(AIM):
Each entry below is to be written out exactly, and the pictures are to be left out.

(RECORDS FOR THE EXERCISE):
------
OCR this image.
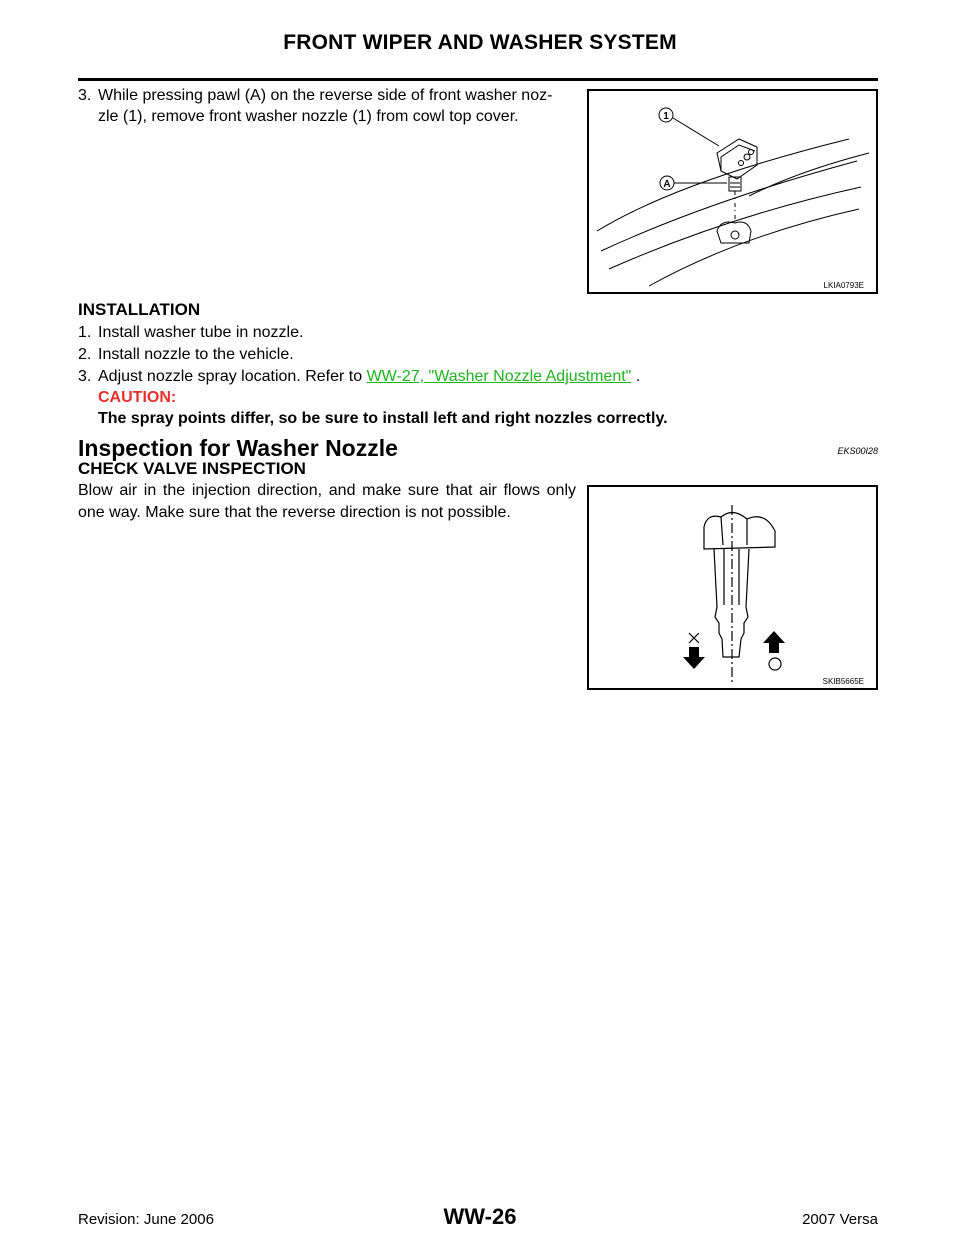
FRONT WIPER AND WASHER SYSTEM
3. While pressing pawl (A) on the reverse side of front washer noz-
zle (1), remove front washer nozzle (1) from cowl top cover.	1
A
LKIA0793E
INSTALLATION
1. Install washer tube in nozzle.
2. Install nozzle to the vehicle.
3. Adjust nozzle spray location. Refer to WW-27, "Washer Nozzle Adjustment" .
CAUTION:
The spray points differ, so be sure to install left and right nozzles correctly.
Inspection for Washer Nozzle	EKS00I28
CHECK VALVE INSPECTION
Blow air in the injection direction, and make sure that air flows only one way. Make sure that the reverse direction is not possible.
SKIB5665E
Revision: June 2006	WW-26	2007 Versa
------
(FINISHED EXERCISE):
OCR this image.
FRONT WIPER AND WASHER SYSTEM
3. While pressing pawl (A) on the reverse side of front washer noz-
zle (1), remove front washer nozzle (1) from cowl top cover.	1
A
LKIA0793E
INSTALLATION
1. Install washer tube in nozzle.
2. Install nozzle to the vehicle.
3. Adjust nozzle spray location. Refer to WW-27, "Washer Nozzle Adjustment" .
CAUTION:
The spray points differ, so be sure to install left and right nozzles correctly.
Inspection for Washer Nozzle	EKS00I28
CHECK VALVE INSPECTION
Blow air in the injection direction, and make sure that air flows only one way. Make sure that the reverse direction is not possible.
SKIB5665E
Revision: June 2006	WW-26	2007 Versa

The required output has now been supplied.